▼

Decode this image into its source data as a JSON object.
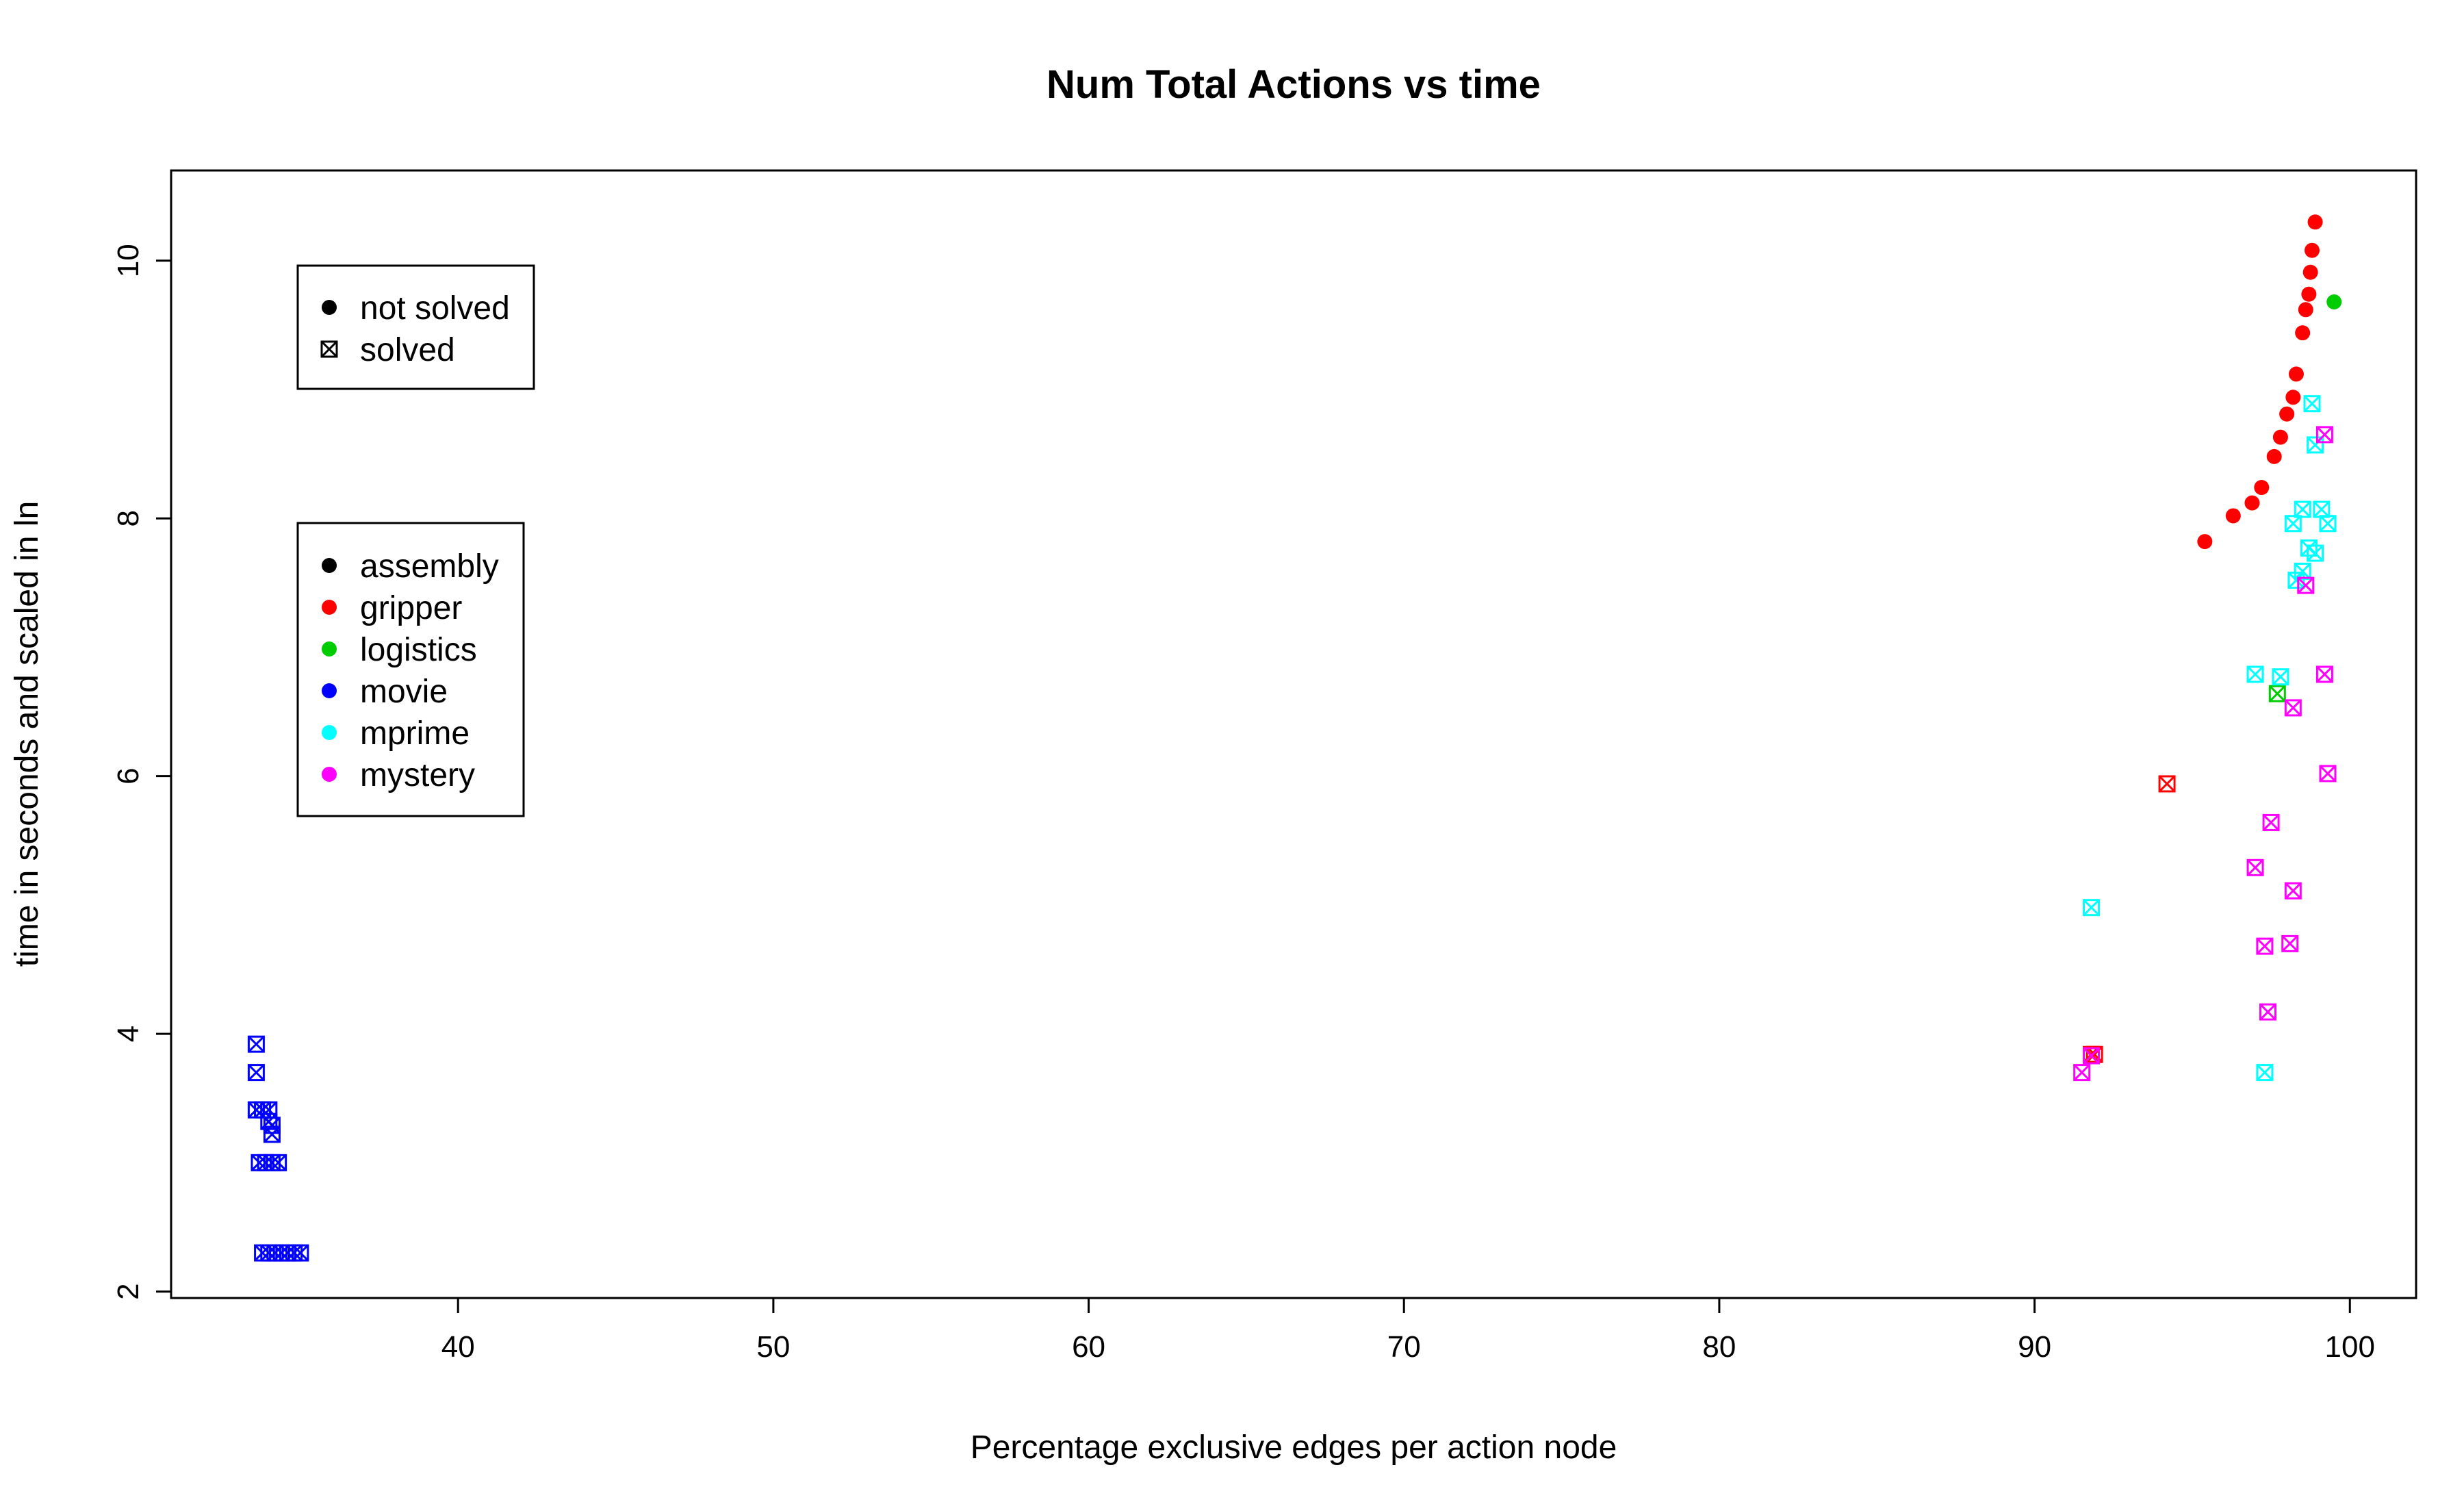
{
  "chart_data": {
    "type": "scatter",
    "title": "Num Total Actions vs time",
    "xlabel": "Percentage exclusive edges per action node",
    "ylabel": "time in seconds and scaled in ln",
    "xlim": [
      30.9,
      102.1
    ],
    "ylim": [
      1.95,
      10.7
    ],
    "xticks": [
      40,
      50,
      60,
      70,
      80,
      90,
      100
    ],
    "yticks": [
      2,
      4,
      6,
      8,
      10
    ],
    "grid": false,
    "legends": [
      {
        "placement": "top-left",
        "entries": [
          {
            "label": "not solved",
            "marker": "dot",
            "color": "#000000"
          },
          {
            "label": "solved",
            "marker": "circle-x",
            "color": "#000000"
          }
        ]
      },
      {
        "placement": "left",
        "entries": [
          {
            "label": "assembly",
            "marker": "dot",
            "color": "#000000"
          },
          {
            "label": "gripper",
            "marker": "dot",
            "color": "#ff0000"
          },
          {
            "label": "logistics",
            "marker": "dot",
            "color": "#00cd00"
          },
          {
            "label": "movie",
            "marker": "dot",
            "color": "#0000ff"
          },
          {
            "label": "mprime",
            "marker": "dot",
            "color": "#00ffff"
          },
          {
            "label": "mystery",
            "marker": "dot",
            "color": "#ff00ff"
          }
        ]
      }
    ],
    "series": [
      {
        "name": "gripper",
        "color": "#ff0000",
        "not_solved": [
          [
            95.4,
            7.82
          ],
          [
            96.3,
            8.02
          ],
          [
            96.9,
            8.12
          ],
          [
            97.2,
            8.24
          ],
          [
            97.6,
            8.48
          ],
          [
            97.8,
            8.63
          ],
          [
            98.0,
            8.81
          ],
          [
            98.2,
            8.94
          ],
          [
            98.3,
            9.12
          ],
          [
            98.5,
            9.44
          ],
          [
            98.6,
            9.62
          ],
          [
            98.7,
            9.74
          ],
          [
            98.75,
            9.91
          ],
          [
            98.8,
            10.08
          ],
          [
            98.9,
            10.3
          ]
        ],
        "solved": [
          [
            94.2,
            5.94
          ],
          [
            91.8,
            3.84
          ],
          [
            91.9,
            3.84
          ]
        ]
      },
      {
        "name": "logistics",
        "color": "#00cd00",
        "not_solved": [
          [
            99.5,
            9.68
          ]
        ],
        "solved": [
          [
            97.7,
            6.64
          ]
        ]
      },
      {
        "name": "movie",
        "color": "#0000ff",
        "not_solved": [],
        "solved": [
          [
            33.6,
            3.92
          ],
          [
            33.6,
            3.7
          ],
          [
            33.6,
            3.41
          ],
          [
            33.8,
            3.41
          ],
          [
            34.0,
            3.41
          ],
          [
            34.0,
            3.32
          ],
          [
            34.1,
            3.29
          ],
          [
            34.1,
            3.22
          ],
          [
            33.7,
            3.0
          ],
          [
            33.9,
            3.0
          ],
          [
            34.1,
            3.0
          ],
          [
            34.3,
            3.0
          ],
          [
            33.8,
            2.3
          ],
          [
            34.0,
            2.3
          ],
          [
            34.2,
            2.3
          ],
          [
            34.4,
            2.3
          ],
          [
            34.6,
            2.3
          ],
          [
            34.8,
            2.3
          ],
          [
            35.0,
            2.3
          ]
        ]
      },
      {
        "name": "mprime",
        "color": "#00ffff",
        "not_solved": [],
        "solved": [
          [
            98.8,
            8.89
          ],
          [
            98.9,
            8.57
          ],
          [
            98.5,
            8.07
          ],
          [
            99.1,
            8.07
          ],
          [
            98.2,
            7.96
          ],
          [
            99.3,
            7.96
          ],
          [
            98.7,
            7.77
          ],
          [
            98.9,
            7.73
          ],
          [
            98.5,
            7.59
          ],
          [
            98.3,
            7.52
          ],
          [
            97.0,
            6.79
          ],
          [
            97.8,
            6.77
          ],
          [
            91.8,
            4.98
          ],
          [
            97.3,
            3.7
          ]
        ]
      },
      {
        "name": "mystery",
        "color": "#ff00ff",
        "not_solved": [],
        "solved": [
          [
            99.2,
            8.65
          ],
          [
            98.6,
            7.48
          ],
          [
            99.2,
            6.79
          ],
          [
            98.2,
            6.53
          ],
          [
            99.3,
            6.02
          ],
          [
            97.5,
            5.64
          ],
          [
            97.0,
            5.29
          ],
          [
            98.2,
            5.11
          ],
          [
            97.3,
            4.68
          ],
          [
            98.1,
            4.7
          ],
          [
            97.4,
            4.17
          ],
          [
            91.5,
            3.7
          ],
          [
            91.8,
            3.83
          ]
        ]
      }
    ]
  }
}
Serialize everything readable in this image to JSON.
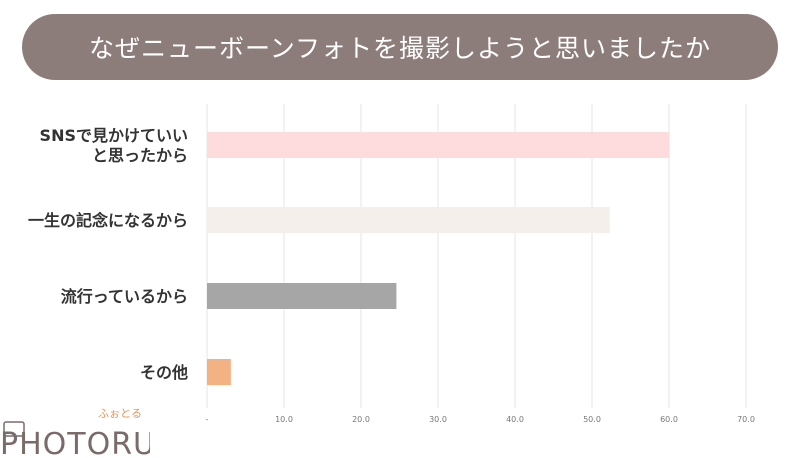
{
  "header": {
    "title": "なぜニューボーンフォトを撮影しようと思いましたか"
  },
  "colors": {
    "title_bg": "#8c7d7a",
    "grid": "#e6e6e6"
  },
  "chart_data": {
    "type": "bar",
    "orientation": "horizontal",
    "title": "なぜニューボーンフォトを撮影しようと思いましたか",
    "categories": [
      [
        "SNSで見かけていい",
        "と思ったから"
      ],
      [
        "一生の記念になるから"
      ],
      [
        "流行っているから"
      ],
      [
        "その他"
      ]
    ],
    "values": [
      60.0,
      52.3,
      24.6,
      3.1
    ],
    "colors": [
      "#fedbdc",
      "#f5efeb",
      "#a6a6a6",
      "#f4b183"
    ],
    "xlim": [
      0,
      70
    ],
    "ticks": [
      "-",
      "10.0",
      "20.0",
      "30.0",
      "40.0",
      "50.0",
      "60.0",
      "70.0"
    ],
    "tick_values": [
      0,
      10,
      20,
      30,
      40,
      50,
      60,
      70
    ],
    "grid": true,
    "legend": "none"
  },
  "logo": {
    "text": "PHOTORU",
    "kana": "ふぉとる"
  }
}
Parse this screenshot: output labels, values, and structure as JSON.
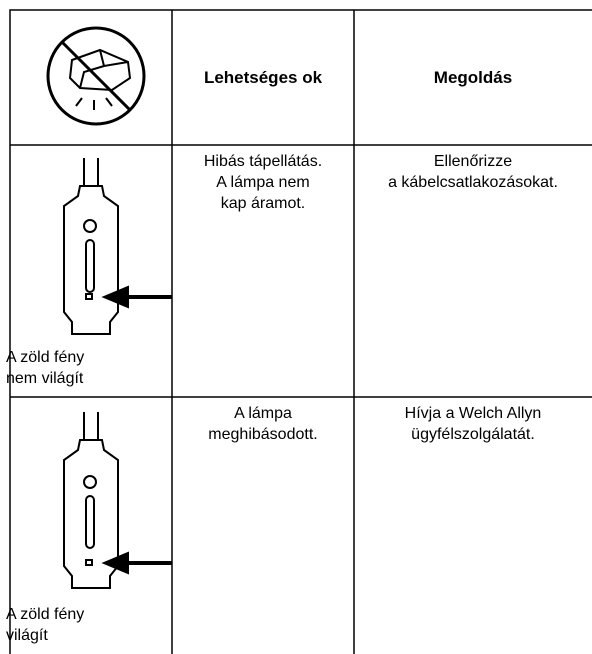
{
  "header": {
    "headings": [
      "Lehetséges ok",
      "Megoldás"
    ]
  },
  "rows": [
    {
      "status": [
        "A zöld fény",
        "nem világít"
      ],
      "cause": [
        "Hibás tápellátás.",
        "A lámpa nem",
        "kap áramot."
      ],
      "solution": [
        "Ellenőrizze",
        "a kábelcsatlakozásokat."
      ]
    },
    {
      "status": [
        "A zöld fény",
        "világít"
      ],
      "cause": [
        "A lámpa",
        "meghibásodott."
      ],
      "solution": [
        "Hívja a Welch Allyn",
        "ügyfélszolgálatát."
      ]
    }
  ]
}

▲

Using the data above, write out every line exactly, leaving the images behind.

| TASK OUTPUT |
Decode this image into its source data as a JSON object.
{
  "chart_data": {
    "type": "scatter",
    "title": "Num Total Actions vs time",
    "xlabel": "Percentage exclusive edges per action node",
    "ylabel": "time in seconds and scaled in ln",
    "xlim": [
      30.9,
      102.1
    ],
    "ylim": [
      1.95,
      10.7
    ],
    "xticks": [
      40,
      50,
      60,
      70,
      80,
      90,
      100
    ],
    "yticks": [
      2,
      4,
      6,
      8,
      10
    ],
    "grid": false,
    "legends": [
      {
        "placement": "top-left",
        "entries": [
          {
            "label": "not solved",
            "marker": "dot",
            "color": "#000000"
          },
          {
            "label": "solved",
            "marker": "circle-x",
            "color": "#000000"
          }
        ]
      },
      {
        "placement": "left",
        "entries": [
          {
            "label": "assembly",
            "marker": "dot",
            "color": "#000000"
          },
          {
            "label": "gripper",
            "marker": "dot",
            "color": "#ff0000"
          },
          {
            "label": "logistics",
            "marker": "dot",
            "color": "#00cd00"
          },
          {
            "label": "movie",
            "marker": "dot",
            "color": "#0000ff"
          },
          {
            "label": "mprime",
            "marker": "dot",
            "color": "#00ffff"
          },
          {
            "label": "mystery",
            "marker": "dot",
            "color": "#ff00ff"
          }
        ]
      }
    ],
    "series": [
      {
        "name": "gripper",
        "color": "#ff0000",
        "not_solved": [
          [
            95.4,
            7.82
          ],
          [
            96.3,
            8.02
          ],
          [
            96.9,
            8.12
          ],
          [
            97.2,
            8.24
          ],
          [
            97.6,
            8.48
          ],
          [
            97.8,
            8.63
          ],
          [
            98.0,
            8.81
          ],
          [
            98.2,
            8.94
          ],
          [
            98.3,
            9.12
          ],
          [
            98.5,
            9.44
          ],
          [
            98.6,
            9.62
          ],
          [
            98.7,
            9.74
          ],
          [
            98.75,
            9.91
          ],
          [
            98.8,
            10.08
          ],
          [
            98.9,
            10.3
          ]
        ],
        "solved": [
          [
            94.2,
            5.94
          ],
          [
            91.8,
            3.84
          ],
          [
            91.9,
            3.84
          ]
        ]
      },
      {
        "name": "logistics",
        "color": "#00cd00",
        "not_solved": [
          [
            99.5,
            9.68
          ]
        ],
        "solved": [
          [
            97.7,
            6.64
          ]
        ]
      },
      {
        "name": "movie",
        "color": "#0000ff",
        "not_solved": [],
        "solved": [
          [
            33.6,
            3.92
          ],
          [
            33.6,
            3.7
          ],
          [
            33.6,
            3.41
          ],
          [
            33.8,
            3.41
          ],
          [
            34.0,
            3.41
          ],
          [
            34.0,
            3.32
          ],
          [
            34.1,
            3.29
          ],
          [
            34.1,
            3.22
          ],
          [
            33.7,
            3.0
          ],
          [
            33.9,
            3.0
          ],
          [
            34.1,
            3.0
          ],
          [
            34.3,
            3.0
          ],
          [
            33.8,
            2.3
          ],
          [
            34.0,
            2.3
          ],
          [
            34.2,
            2.3
          ],
          [
            34.4,
            2.3
          ],
          [
            34.6,
            2.3
          ],
          [
            34.8,
            2.3
          ],
          [
            35.0,
            2.3
          ]
        ]
      },
      {
        "name": "mprime",
        "color": "#00ffff",
        "not_solved": [],
        "solved": [
          [
            98.8,
            8.89
          ],
          [
            98.9,
            8.57
          ],
          [
            98.5,
            8.07
          ],
          [
            99.1,
            8.07
          ],
          [
            98.2,
            7.96
          ],
          [
            99.3,
            7.96
          ],
          [
            98.7,
            7.77
          ],
          [
            98.9,
            7.73
          ],
          [
            98.5,
            7.59
          ],
          [
            98.3,
            7.52
          ],
          [
            97.0,
            6.79
          ],
          [
            97.8,
            6.77
          ],
          [
            91.8,
            4.98
          ],
          [
            97.3,
            3.7
          ]
        ]
      },
      {
        "name": "mystery",
        "color": "#ff00ff",
        "not_solved": [],
        "solved": [
          [
            99.2,
            8.65
          ],
          [
            98.6,
            7.48
          ],
          [
            99.2,
            6.79
          ],
          [
            98.2,
            6.53
          ],
          [
            99.3,
            6.02
          ],
          [
            97.5,
            5.64
          ],
          [
            97.0,
            5.29
          ],
          [
            98.2,
            5.11
          ],
          [
            97.3,
            4.68
          ],
          [
            98.1,
            4.7
          ],
          [
            97.4,
            4.17
          ],
          [
            91.5,
            3.7
          ],
          [
            91.8,
            3.83
          ]
        ]
      }
    ]
  }
}
Serialize everything readable in this image to JSON.
{
  "header": {
    "title": "なぜニューボーンフォトを撮影しようと思いましたか"
  },
  "colors": {
    "title_bg": "#8c7d7a",
    "grid": "#e6e6e6"
  },
  "chart_data": {
    "type": "bar",
    "orientation": "horizontal",
    "title": "なぜニューボーンフォトを撮影しようと思いましたか",
    "categories": [
      [
        "SNSで見かけていい",
        "と思ったから"
      ],
      [
        "一生の記念になるから"
      ],
      [
        "流行っているから"
      ],
      [
        "その他"
      ]
    ],
    "values": [
      60.0,
      52.3,
      24.6,
      3.1
    ],
    "colors": [
      "#fedbdc",
      "#f5efeb",
      "#a6a6a6",
      "#f4b183"
    ],
    "xlim": [
      0,
      70
    ],
    "ticks": [
      "-",
      "10.0",
      "20.0",
      "30.0",
      "40.0",
      "50.0",
      "60.0",
      "70.0"
    ],
    "tick_values": [
      0,
      10,
      20,
      30,
      40,
      50,
      60,
      70
    ],
    "grid": true,
    "legend": "none"
  },
  "logo": {
    "text": "PHOTORU",
    "kana": "ふぉとる"
  }
}
Parse this screenshot: output labels, values, and structure as JSON.
{
  "header": {
    "headings": [
      "Lehetséges ok",
      "Megoldás"
    ]
  },
  "rows": [
    {
      "status": [
        "A zöld fény",
        "nem világít"
      ],
      "cause": [
        "Hibás tápellátás.",
        "A lámpa nem",
        "kap áramot."
      ],
      "solution": [
        "Ellenőrizze",
        "a kábelcsatlakozásokat."
      ]
    },
    {
      "status": [
        "A zöld fény",
        "világít"
      ],
      "cause": [
        "A lámpa",
        "meghibásodott."
      ],
      "solution": [
        "Hívja a Welch Allyn",
        "ügyfélszolgálatát."
      ]
    }
  ]
}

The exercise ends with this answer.